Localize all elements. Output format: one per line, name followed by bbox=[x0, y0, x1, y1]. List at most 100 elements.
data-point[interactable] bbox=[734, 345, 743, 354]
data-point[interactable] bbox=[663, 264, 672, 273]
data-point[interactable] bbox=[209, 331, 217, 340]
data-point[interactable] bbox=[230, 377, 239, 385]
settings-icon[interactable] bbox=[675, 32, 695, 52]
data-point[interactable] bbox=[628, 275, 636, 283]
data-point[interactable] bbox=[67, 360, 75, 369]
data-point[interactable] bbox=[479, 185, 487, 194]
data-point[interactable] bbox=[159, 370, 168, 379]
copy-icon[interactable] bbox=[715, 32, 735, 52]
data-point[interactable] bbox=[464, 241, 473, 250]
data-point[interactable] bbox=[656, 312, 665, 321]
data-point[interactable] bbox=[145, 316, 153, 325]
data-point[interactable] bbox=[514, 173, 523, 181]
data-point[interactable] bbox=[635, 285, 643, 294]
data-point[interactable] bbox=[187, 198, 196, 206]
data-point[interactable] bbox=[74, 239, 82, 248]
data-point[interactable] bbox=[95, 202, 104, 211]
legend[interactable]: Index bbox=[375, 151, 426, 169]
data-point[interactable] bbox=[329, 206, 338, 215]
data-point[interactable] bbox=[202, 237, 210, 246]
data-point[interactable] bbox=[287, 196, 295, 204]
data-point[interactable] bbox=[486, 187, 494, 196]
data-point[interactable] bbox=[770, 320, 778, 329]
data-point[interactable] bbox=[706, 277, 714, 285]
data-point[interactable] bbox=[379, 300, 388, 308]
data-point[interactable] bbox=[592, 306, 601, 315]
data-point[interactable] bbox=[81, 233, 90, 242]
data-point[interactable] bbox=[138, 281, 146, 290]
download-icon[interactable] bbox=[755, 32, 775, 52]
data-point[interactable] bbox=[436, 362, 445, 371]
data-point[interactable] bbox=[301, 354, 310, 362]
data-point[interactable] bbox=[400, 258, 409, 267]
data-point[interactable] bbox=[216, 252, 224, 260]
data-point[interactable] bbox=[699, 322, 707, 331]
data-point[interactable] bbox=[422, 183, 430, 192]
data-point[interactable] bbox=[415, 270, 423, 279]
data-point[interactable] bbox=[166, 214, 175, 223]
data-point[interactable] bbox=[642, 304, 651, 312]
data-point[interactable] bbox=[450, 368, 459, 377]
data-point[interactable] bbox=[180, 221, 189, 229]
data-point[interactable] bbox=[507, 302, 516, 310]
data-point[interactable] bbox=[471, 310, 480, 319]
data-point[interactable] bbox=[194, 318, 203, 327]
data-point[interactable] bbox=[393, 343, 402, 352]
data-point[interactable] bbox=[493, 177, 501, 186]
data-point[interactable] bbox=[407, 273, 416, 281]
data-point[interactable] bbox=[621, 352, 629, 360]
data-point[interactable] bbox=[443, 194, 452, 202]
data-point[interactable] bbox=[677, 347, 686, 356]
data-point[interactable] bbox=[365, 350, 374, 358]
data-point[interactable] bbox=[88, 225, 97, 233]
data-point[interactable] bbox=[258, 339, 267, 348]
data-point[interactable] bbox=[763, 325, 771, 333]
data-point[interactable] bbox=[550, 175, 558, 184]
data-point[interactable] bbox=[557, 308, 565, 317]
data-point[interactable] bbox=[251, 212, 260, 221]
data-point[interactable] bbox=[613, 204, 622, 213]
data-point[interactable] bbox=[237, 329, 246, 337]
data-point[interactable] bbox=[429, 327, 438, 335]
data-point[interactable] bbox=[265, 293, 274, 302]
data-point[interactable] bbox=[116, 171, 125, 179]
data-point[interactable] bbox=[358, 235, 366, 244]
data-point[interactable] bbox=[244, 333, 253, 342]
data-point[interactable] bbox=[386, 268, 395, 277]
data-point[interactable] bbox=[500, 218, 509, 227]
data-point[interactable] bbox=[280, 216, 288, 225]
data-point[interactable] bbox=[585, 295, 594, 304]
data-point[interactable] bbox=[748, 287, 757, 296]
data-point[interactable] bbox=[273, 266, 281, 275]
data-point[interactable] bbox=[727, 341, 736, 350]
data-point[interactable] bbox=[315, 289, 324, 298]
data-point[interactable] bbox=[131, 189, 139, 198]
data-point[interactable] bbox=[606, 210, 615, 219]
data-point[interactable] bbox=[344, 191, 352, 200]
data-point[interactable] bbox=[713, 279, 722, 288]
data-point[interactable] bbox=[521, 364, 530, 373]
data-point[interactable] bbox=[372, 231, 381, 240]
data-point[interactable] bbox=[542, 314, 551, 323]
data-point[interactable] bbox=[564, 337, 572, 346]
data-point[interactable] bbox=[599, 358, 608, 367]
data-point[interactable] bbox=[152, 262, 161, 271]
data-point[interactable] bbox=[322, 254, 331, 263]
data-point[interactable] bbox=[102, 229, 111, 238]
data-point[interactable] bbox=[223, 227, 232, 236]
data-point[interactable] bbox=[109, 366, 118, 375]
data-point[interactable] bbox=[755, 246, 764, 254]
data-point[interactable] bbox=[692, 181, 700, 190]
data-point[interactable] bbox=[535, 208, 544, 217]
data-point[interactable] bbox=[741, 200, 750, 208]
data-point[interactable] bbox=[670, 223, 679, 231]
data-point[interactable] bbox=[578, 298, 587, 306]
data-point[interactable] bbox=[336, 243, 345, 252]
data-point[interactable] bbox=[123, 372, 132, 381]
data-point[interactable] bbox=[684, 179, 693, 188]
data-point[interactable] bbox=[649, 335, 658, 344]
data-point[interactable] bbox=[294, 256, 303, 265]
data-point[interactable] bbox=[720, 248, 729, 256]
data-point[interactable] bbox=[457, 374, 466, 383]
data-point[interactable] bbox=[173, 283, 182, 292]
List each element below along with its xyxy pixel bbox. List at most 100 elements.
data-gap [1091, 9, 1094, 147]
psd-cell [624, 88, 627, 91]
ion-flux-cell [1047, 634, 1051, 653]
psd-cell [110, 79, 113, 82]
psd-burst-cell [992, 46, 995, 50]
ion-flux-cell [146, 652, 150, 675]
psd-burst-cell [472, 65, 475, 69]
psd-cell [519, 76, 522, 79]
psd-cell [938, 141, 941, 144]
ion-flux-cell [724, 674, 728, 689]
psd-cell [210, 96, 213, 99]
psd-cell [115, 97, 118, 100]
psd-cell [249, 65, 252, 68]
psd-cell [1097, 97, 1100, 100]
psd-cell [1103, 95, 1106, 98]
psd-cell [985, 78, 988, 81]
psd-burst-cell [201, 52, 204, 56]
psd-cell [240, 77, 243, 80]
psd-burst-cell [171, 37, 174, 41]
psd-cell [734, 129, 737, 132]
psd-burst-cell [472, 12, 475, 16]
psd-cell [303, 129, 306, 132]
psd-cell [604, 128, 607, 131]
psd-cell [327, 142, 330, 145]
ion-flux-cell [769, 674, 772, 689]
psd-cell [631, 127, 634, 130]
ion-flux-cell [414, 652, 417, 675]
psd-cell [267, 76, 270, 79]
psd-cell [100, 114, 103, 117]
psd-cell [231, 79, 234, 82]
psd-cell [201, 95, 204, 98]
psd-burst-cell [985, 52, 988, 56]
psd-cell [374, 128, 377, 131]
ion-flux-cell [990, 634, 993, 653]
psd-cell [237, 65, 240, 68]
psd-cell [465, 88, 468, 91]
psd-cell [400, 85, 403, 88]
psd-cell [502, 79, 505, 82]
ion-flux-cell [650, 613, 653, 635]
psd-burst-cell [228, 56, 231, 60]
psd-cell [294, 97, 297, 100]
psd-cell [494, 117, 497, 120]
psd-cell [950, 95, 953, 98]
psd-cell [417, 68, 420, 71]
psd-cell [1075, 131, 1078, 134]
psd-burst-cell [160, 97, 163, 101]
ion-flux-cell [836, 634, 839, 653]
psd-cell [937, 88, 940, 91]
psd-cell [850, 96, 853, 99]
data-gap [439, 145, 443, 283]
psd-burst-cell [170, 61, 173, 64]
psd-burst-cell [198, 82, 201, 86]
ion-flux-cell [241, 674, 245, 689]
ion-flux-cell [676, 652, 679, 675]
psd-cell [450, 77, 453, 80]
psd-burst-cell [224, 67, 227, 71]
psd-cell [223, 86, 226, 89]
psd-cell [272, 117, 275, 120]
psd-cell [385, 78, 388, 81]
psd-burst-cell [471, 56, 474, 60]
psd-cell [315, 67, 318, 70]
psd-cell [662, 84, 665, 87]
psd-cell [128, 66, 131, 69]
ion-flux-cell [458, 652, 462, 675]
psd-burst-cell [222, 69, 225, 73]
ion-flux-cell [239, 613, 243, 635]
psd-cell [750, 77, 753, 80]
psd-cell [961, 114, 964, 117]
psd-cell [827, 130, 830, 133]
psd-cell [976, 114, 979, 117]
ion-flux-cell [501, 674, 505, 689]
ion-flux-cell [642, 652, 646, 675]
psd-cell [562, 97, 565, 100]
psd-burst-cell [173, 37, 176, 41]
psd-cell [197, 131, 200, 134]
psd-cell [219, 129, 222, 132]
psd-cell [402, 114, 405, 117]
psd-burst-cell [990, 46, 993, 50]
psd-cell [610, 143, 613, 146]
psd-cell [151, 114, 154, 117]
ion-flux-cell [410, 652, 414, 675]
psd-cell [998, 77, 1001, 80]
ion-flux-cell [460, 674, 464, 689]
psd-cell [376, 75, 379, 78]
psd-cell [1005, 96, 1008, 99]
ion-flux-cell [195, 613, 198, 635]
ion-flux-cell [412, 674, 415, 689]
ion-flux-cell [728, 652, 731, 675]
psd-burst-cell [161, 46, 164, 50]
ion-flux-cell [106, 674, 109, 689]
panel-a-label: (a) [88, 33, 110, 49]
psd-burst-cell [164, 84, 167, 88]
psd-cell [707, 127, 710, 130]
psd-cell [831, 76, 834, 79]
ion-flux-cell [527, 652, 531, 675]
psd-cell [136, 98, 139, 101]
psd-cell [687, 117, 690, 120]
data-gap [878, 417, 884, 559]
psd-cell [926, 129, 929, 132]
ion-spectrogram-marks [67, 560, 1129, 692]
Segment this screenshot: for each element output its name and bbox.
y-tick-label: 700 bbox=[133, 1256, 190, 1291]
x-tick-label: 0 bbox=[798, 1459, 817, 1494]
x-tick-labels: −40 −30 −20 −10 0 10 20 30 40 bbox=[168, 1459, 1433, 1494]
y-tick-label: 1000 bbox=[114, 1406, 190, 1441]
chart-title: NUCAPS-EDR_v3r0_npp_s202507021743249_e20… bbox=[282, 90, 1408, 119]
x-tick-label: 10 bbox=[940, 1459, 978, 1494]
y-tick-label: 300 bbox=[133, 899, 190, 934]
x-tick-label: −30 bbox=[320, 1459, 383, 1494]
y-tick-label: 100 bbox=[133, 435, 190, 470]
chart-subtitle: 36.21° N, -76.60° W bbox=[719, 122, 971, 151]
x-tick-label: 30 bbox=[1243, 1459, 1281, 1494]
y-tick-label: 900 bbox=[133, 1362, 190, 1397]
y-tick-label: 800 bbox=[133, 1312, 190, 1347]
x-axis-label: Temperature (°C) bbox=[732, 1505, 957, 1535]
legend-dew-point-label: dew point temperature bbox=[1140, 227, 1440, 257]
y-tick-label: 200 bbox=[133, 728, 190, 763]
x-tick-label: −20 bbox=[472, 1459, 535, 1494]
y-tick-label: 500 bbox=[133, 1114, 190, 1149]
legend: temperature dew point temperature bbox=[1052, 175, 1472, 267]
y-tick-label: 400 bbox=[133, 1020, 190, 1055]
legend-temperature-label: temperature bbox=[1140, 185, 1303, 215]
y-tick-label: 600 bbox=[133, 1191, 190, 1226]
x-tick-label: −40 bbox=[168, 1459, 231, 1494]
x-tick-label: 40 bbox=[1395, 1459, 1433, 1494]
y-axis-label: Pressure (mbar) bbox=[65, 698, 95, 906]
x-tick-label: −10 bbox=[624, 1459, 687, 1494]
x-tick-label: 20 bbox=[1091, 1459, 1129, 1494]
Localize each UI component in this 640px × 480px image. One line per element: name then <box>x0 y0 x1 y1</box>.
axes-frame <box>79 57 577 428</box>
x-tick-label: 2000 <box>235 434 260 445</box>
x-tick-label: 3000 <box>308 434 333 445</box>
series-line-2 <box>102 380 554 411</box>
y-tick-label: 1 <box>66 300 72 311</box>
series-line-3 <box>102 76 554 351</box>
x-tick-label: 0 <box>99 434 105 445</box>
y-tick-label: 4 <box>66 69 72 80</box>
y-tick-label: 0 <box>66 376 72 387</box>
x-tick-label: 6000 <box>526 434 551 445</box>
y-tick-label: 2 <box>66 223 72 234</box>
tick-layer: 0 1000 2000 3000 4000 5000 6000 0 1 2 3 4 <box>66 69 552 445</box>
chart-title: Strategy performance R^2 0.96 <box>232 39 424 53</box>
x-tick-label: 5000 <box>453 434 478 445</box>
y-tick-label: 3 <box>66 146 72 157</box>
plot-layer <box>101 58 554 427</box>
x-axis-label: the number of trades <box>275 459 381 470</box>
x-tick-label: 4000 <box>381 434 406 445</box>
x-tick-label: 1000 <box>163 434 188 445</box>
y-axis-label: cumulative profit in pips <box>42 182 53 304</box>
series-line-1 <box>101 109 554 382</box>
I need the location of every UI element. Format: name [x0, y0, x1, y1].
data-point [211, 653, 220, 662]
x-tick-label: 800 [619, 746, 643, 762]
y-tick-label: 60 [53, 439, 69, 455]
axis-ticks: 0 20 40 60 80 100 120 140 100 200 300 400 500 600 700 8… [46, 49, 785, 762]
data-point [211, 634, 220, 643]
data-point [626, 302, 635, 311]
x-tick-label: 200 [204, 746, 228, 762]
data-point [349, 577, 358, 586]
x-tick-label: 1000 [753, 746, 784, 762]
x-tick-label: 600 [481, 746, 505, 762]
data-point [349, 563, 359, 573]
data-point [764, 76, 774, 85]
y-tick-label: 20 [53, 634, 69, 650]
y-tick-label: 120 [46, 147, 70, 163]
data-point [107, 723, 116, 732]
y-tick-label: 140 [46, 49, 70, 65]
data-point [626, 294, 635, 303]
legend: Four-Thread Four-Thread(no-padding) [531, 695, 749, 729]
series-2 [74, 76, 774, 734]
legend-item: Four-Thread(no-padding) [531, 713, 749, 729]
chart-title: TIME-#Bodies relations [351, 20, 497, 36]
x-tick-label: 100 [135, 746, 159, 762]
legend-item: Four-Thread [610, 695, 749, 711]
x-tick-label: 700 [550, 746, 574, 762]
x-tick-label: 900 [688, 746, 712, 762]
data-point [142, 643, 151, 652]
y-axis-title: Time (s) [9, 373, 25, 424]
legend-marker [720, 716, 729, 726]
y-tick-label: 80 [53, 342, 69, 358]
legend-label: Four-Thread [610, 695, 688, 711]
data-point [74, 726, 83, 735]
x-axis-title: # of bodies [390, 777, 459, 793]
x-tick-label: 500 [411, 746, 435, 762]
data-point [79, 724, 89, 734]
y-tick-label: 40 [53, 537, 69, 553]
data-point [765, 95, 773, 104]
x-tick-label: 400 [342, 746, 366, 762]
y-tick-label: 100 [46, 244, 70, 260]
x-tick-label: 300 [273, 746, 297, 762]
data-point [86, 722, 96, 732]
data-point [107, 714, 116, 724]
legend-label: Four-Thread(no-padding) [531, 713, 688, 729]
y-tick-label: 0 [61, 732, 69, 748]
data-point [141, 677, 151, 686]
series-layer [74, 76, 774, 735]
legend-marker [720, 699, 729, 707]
======
_WHAT IS BEING ASKED_:
Count the lines in the material above that contain the word "name", treating uppercase and lowercase letters as distinct. Reply with the number alone.

_ANSWER TO THE TASK_:
4